**Job**
Report all lines holding "AFRICA".

**Data**

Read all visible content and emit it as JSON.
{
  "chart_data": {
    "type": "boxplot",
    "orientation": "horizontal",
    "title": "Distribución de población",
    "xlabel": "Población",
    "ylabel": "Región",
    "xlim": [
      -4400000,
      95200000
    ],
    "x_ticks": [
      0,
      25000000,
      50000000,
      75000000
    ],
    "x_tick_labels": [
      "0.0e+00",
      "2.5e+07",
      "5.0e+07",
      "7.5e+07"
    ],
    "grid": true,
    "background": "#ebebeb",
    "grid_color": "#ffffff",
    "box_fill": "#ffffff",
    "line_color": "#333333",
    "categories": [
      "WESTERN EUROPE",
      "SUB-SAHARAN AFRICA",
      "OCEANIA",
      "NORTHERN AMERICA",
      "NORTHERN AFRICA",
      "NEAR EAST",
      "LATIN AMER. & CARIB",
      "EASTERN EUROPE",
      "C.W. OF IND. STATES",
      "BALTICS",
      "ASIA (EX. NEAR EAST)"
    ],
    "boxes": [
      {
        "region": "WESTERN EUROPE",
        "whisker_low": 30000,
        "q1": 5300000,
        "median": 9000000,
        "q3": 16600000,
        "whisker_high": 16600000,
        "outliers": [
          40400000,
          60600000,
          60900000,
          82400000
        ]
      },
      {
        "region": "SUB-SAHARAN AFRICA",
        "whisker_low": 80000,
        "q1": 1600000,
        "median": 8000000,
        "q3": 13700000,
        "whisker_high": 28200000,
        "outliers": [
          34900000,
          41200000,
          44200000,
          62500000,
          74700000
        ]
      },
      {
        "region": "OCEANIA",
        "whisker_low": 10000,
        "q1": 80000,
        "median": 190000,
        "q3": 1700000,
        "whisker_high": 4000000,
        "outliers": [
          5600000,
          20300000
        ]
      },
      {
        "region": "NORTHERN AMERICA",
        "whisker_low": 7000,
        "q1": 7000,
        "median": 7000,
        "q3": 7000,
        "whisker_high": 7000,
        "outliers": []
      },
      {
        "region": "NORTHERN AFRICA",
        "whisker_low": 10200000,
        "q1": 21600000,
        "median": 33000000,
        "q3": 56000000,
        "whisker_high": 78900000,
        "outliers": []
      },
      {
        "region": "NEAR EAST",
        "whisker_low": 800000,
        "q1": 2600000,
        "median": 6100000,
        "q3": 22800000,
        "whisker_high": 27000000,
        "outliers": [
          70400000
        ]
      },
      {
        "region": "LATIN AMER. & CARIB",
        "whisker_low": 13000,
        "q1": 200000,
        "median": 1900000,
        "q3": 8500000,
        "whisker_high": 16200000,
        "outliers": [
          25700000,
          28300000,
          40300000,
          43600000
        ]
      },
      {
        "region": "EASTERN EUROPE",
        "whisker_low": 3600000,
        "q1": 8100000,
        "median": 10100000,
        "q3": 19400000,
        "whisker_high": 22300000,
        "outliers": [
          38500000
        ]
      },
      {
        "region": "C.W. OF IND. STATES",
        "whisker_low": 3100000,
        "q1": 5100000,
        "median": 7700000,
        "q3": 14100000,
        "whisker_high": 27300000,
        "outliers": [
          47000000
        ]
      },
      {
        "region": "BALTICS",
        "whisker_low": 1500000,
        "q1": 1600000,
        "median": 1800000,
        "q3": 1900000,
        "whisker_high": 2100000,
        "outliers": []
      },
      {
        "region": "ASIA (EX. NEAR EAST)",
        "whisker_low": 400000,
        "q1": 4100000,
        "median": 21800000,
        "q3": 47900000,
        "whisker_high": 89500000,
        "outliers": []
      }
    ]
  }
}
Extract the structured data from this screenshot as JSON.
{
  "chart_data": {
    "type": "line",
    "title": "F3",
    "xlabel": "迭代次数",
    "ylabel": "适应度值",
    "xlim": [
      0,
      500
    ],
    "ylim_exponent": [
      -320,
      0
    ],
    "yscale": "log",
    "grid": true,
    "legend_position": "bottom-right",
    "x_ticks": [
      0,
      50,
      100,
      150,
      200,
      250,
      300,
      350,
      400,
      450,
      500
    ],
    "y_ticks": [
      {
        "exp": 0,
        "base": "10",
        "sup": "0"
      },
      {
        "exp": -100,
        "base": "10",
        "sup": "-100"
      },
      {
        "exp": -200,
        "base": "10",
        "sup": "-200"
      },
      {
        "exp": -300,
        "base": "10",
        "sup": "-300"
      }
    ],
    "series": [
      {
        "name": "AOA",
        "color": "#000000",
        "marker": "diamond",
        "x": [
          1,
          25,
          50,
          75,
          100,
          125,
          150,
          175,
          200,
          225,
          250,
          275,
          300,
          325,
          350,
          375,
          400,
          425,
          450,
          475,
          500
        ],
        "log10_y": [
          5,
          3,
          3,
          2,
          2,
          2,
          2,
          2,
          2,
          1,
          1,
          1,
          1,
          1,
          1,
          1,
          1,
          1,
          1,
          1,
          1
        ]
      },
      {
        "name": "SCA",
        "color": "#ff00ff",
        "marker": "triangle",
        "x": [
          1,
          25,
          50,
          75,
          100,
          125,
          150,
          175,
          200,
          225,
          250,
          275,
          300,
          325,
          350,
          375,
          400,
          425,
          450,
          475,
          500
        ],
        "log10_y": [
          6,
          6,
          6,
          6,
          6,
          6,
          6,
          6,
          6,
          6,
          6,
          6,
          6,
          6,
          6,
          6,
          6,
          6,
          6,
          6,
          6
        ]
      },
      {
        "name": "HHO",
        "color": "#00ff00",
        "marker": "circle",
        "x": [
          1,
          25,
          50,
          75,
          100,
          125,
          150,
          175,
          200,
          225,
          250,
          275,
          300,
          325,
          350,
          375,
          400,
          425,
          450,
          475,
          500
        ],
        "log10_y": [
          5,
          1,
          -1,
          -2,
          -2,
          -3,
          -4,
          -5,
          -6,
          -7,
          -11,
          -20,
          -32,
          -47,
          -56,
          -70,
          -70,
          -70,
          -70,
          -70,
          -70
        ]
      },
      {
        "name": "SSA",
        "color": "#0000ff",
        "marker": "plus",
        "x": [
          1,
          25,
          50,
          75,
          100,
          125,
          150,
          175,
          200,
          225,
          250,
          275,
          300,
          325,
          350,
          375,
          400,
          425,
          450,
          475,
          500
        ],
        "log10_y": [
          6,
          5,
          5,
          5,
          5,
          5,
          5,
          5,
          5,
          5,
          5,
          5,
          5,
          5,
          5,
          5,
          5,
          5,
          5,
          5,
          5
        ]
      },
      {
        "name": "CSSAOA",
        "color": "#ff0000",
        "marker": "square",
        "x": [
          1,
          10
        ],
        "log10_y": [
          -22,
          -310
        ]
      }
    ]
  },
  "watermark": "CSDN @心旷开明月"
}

**Final result**
      "SUB-SAHARAN AFRICA",
      "NORTHERN AFRICA",
        "region": "SUB-SAHARAN AFRICA",
        "region": "NORTHERN AFRICA",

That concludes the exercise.